#### Extracto de origen:
El
arte de la mirada/ Gustavo Martín Garzo
El
País |6 de abril de 2014
Soñar
es quizá lo más necesario que existe, más necesario incluso que ver. Si un día
me dijeran: estás obligado a elegir entre soñar y ver, yo elegiría sin duda
soñar. Creo que con la imaginación y el sueño se soporta mejor la ceguera. "Sin
sueños, la vida no sería fácil”. Esta frase es del cineasta iraní Abbas
Kierostami, un heredero de Roberto Rossellini. Las películas de Kierostami
narran los hechos más ordinarios de la vida: un día de clase en una escuela
infantil, una muchacha que tiene que hacer de actriz y que se niega a repetir
lo que le dicen, un niño que busca la casa de un compañero para entregarle el
cuaderno que se ha olvidado en clase, un director de cine que visita los
lugares devastados por un terremoto para ver lo que ha pasado con los
colaboradores de una película anterior. Historias de gente común que Kierostami
nos cuenta con un estilo alejado de toda retórica, con largos planos secuencia
que recuerdan la estética de los documentales. Tampoco sus actores son
profesionales. Suele elegirlos en los lugares mismos en los que rueda, tratando
de ser lo más fiel posible a la realidad que quiere reflejar. Su reivindicación
de los sueños no es, pues, obra de un visionario, de alguien que antepone el
mundo de la fantasía, sino la del que solo aspira a captar con su cámara la
presencia del mundo. Como si hablar de presencia fuera hablar de pensamiento,
de alguien mirando.

#### Filas de datos:

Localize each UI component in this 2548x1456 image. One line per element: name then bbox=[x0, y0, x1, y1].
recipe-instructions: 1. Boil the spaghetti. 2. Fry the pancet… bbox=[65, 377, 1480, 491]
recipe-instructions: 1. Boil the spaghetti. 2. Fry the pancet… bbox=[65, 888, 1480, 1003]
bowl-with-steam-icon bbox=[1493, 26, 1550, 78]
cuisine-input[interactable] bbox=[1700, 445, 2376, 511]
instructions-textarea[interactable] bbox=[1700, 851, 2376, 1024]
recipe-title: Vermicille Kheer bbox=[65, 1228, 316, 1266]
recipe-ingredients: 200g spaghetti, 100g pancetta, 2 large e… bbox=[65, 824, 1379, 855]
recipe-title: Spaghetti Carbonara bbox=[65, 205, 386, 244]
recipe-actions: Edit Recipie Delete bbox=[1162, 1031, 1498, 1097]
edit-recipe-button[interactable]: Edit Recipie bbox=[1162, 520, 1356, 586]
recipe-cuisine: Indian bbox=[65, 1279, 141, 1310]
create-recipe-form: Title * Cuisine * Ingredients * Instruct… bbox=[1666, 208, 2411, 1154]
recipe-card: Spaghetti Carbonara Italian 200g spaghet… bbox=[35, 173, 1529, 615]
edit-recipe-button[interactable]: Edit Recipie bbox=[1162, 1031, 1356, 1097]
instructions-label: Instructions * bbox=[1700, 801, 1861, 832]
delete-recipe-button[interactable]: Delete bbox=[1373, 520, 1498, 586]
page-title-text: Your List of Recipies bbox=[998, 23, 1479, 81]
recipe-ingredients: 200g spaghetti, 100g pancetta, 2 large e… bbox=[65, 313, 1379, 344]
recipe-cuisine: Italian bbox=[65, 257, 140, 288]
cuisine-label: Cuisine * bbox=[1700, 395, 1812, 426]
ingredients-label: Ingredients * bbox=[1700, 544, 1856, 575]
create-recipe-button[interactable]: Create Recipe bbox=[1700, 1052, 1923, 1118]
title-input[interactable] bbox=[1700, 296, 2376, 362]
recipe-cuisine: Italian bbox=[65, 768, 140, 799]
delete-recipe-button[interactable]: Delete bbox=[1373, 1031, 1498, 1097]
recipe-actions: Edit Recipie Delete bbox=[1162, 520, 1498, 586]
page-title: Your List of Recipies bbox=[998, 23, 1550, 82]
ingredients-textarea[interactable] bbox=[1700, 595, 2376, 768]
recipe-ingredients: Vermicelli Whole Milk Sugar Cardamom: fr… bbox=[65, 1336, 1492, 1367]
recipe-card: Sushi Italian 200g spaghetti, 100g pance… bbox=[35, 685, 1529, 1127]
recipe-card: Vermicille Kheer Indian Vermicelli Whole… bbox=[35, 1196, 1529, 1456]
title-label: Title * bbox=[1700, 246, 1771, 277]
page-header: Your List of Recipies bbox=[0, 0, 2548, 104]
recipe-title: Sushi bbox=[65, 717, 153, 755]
---
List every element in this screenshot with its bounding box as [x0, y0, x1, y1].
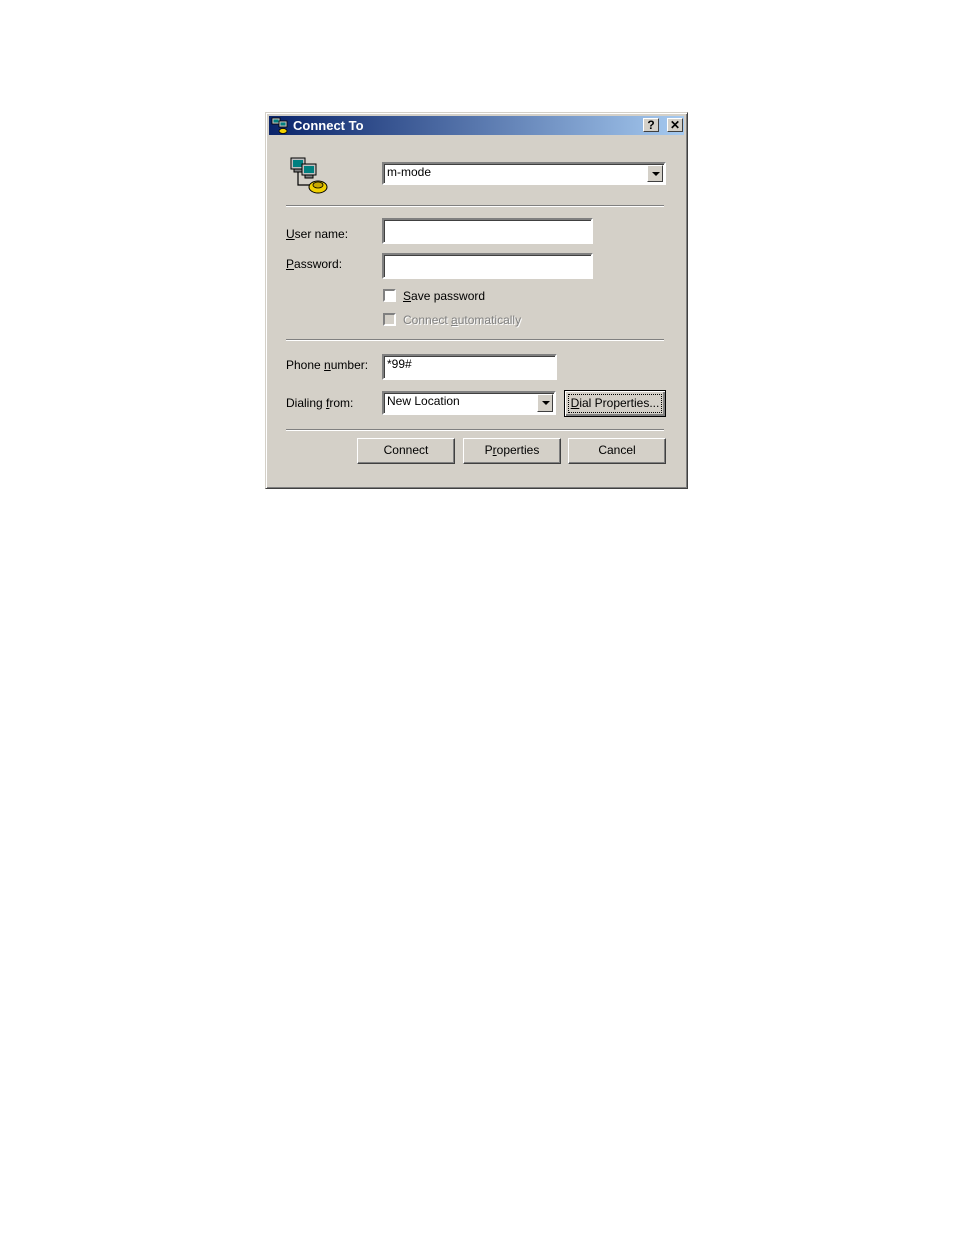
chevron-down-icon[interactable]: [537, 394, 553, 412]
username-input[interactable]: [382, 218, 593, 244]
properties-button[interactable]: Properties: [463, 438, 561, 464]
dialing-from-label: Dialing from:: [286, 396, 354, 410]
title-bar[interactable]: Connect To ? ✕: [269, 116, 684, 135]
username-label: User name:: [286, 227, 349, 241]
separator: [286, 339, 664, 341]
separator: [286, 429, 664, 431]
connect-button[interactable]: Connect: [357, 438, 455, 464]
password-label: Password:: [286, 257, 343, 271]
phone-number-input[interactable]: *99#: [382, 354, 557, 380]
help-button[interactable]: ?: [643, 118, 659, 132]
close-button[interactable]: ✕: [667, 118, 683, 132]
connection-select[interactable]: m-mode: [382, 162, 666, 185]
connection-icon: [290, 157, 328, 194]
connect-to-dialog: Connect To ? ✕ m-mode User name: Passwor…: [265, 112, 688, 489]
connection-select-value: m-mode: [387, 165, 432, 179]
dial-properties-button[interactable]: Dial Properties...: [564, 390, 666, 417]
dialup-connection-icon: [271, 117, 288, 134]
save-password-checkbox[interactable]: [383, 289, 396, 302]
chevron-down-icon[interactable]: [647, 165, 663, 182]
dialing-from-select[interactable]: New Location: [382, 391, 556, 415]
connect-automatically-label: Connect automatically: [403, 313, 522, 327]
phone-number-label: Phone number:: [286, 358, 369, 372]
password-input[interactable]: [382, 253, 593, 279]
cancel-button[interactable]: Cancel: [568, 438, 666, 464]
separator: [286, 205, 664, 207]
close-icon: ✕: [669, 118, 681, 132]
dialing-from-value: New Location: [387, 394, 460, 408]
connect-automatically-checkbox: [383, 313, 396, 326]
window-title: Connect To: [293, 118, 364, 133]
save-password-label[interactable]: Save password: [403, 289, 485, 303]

#### Tareas pendientes:
**1.** Indica si cada afirmación coincide con el extracto, con sí o no y las palabras exactas del extracto que lo deciden: (a) los actores de las películas de Kierostami suelen ser profesionales; (b) entre soñar y ver, quien escribe elegiría soñar; (c) la frase "Sin sueños, la vida no sería fácil" es de Roberto Rossellini.
**2.** Copia sin cambios, por favor, el tramo de filas que abre con la fila que contiene "Localize each UI" y cierra con la que contiene "recipe-title: Spaghetti Carbonara", ambas incluidas.

#### Resultados:
**1.**
(a) No: "Tampoco sus actores son profesionales."
(b) Sí: "yo elegiría sin duda soñar"
(c) No: "Esta frase es del cineasta iraní Abbas Kierostami"

**2.**
Localize each UI component in this 2548x1456 image. One line per element: name then bbox=[x0, y0, x1, y1].
recipe-instructions: 1. Boil the spaghetti. 2. Fry the pancet… bbox=[65, 377, 1480, 491]
recipe-instructions: 1. Boil the spaghetti. 2. Fry the pancet… bbox=[65, 888, 1480, 1003]
bowl-with-steam-icon bbox=[1493, 26, 1550, 78]
cuisine-input[interactable] bbox=[1700, 445, 2376, 511]
instructions-textarea[interactable] bbox=[1700, 851, 2376, 1024]
recipe-title: Vermicille Kheer bbox=[65, 1228, 316, 1266]
recipe-ingredients: 200g spaghetti, 100g pancetta, 2 large e… bbox=[65, 824, 1379, 855]
recipe-title: Spaghetti Carbonara bbox=[65, 205, 386, 244]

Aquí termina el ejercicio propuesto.